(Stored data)
══════════════════════════════

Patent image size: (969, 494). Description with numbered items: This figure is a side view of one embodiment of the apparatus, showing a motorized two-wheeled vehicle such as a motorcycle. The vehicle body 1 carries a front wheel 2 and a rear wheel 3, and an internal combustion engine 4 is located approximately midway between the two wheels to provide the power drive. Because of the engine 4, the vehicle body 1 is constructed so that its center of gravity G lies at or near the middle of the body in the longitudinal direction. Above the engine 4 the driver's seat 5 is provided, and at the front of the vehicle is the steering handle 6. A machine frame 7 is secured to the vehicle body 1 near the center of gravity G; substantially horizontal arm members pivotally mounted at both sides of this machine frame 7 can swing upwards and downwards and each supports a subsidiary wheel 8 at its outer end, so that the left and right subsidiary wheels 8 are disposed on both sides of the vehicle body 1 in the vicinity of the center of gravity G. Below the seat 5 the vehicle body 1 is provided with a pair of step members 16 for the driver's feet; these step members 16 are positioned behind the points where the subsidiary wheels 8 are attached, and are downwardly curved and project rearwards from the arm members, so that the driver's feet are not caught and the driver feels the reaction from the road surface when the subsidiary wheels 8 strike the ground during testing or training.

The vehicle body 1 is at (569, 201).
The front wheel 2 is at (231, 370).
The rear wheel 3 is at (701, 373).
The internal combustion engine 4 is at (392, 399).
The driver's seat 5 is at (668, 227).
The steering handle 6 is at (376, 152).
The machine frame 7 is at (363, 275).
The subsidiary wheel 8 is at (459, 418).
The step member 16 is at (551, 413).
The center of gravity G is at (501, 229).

══════════════════════════════

=== What to do ===
Rewrite the whole listing above, swapping "motorcycle" for "scooter" and changing nothing else.

=== Written reply ===
Patent image size: (969, 494). Description with numbered items: This figure is a side view of one embodiment of the apparatus, showing a motorized two-wheeled vehicle such as a scooter. The vehicle body 1 carries a front wheel 2 and a rear wheel 3, and an internal combustion engine 4 is located approximately midway between the two wheels to provide the power drive. Because of the engine 4, the vehicle body 1 is constructed so that its center of gravity G lies at or near the middle of the body in the longitudinal direction. Above the engine 4 the driver's seat 5 is provided, and at the front of the vehicle is the steering handle 6. A machine frame 7 is secured to the vehicle body 1 near the center of gravity G; substantially horizontal arm members pivotally mounted at both sides of this machine frame 7 can swing upwards and downwards and each supports a subsidiary wheel 8 at its outer end, so that the left and right subsidiary wheels 8 are disposed on both sides of the vehicle body 1 in the vicinity of the center of gravity G. Below the seat 5 the vehicle body 1 is provided with a pair of step members 16 for the driver's feet; these step members 16 are positioned behind the points where the subsidiary wheels 8 are attached, and are downwardly curved and project rearwards from the arm members, so that the driver's feet are not caught and the driver feels the reaction from the road surface when the subsidiary wheels 8 strike the ground during testing or training.

The vehicle body 1 is at (569, 201).
The front wheel 2 is at (231, 370).
The rear wheel 3 is at (701, 373).
The internal combustion engine 4 is at (392, 399).
The driver's seat 5 is at (668, 227).
The steering handle 6 is at (376, 152).
The machine frame 7 is at (363, 275).
The subsidiary wheel 8 is at (459, 418).
The step member 16 is at (551, 413).
The center of gravity G is at (501, 229).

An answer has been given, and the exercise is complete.